**Stored records**
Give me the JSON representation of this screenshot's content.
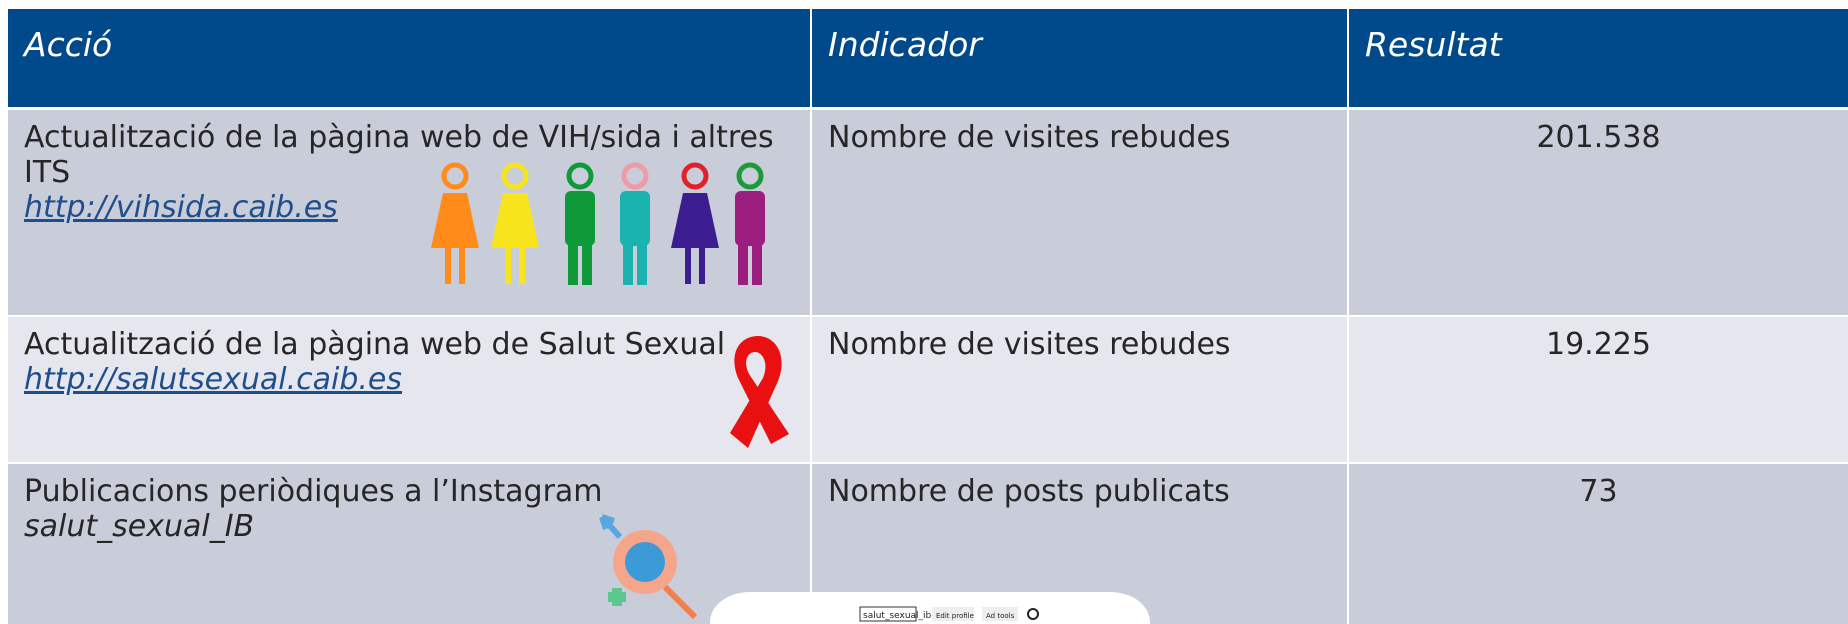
{
  "table": {
    "header": [
      "Acció",
      "Indicador",
      "Resultat"
    ],
    "rows": [
      {
        "action": "Actualització de la pàgina web de VIH/sida i altres ITS",
        "link": "http://vihsida.caib.es",
        "indicator": "Nombre de visites rebudes",
        "result": "201.538"
      },
      {
        "action": "Actualització de la pàgina web de Salut Sexual",
        "link": "http://salutsexual.caib.es",
        "indicator": "Nombre de visites rebudes",
        "result": "19.225"
      },
      {
        "action": "Publicacions periòdiques a l’Instagram",
        "link": "salut_sexual_IB",
        "indicator": "Nombre de posts publicats",
        "result": "73"
      }
    ]
  },
  "screenshot": {
    "username": "salut_sexual_ib",
    "buttons": [
      "Edit profile",
      "Ad tools"
    ]
  }
}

**What you will do**
Exact duplication of all the records is required; pictures are omitted from the copy.

**Correct response**
Give me the JSON representation of this screenshot's content.
{
  "table": {
    "header": [
      "Acció",
      "Indicador",
      "Resultat"
    ],
    "rows": [
      {
        "action": "Actualització de la pàgina web de VIH/sida i altres ITS",
        "link": "http://vihsida.caib.es",
        "indicator": "Nombre de visites rebudes",
        "result": "201.538"
      },
      {
        "action": "Actualització de la pàgina web de Salut Sexual",
        "link": "http://salutsexual.caib.es",
        "indicator": "Nombre de visites rebudes",
        "result": "19.225"
      },
      {
        "action": "Publicacions periòdiques a l’Instagram",
        "link": "salut_sexual_IB",
        "indicator": "Nombre de posts publicats",
        "result": "73"
      }
    ]
  },
  "screenshot": {
    "username": "salut_sexual_ib",
    "buttons": [
      "Edit profile",
      "Ad tools"
    ]
  }
}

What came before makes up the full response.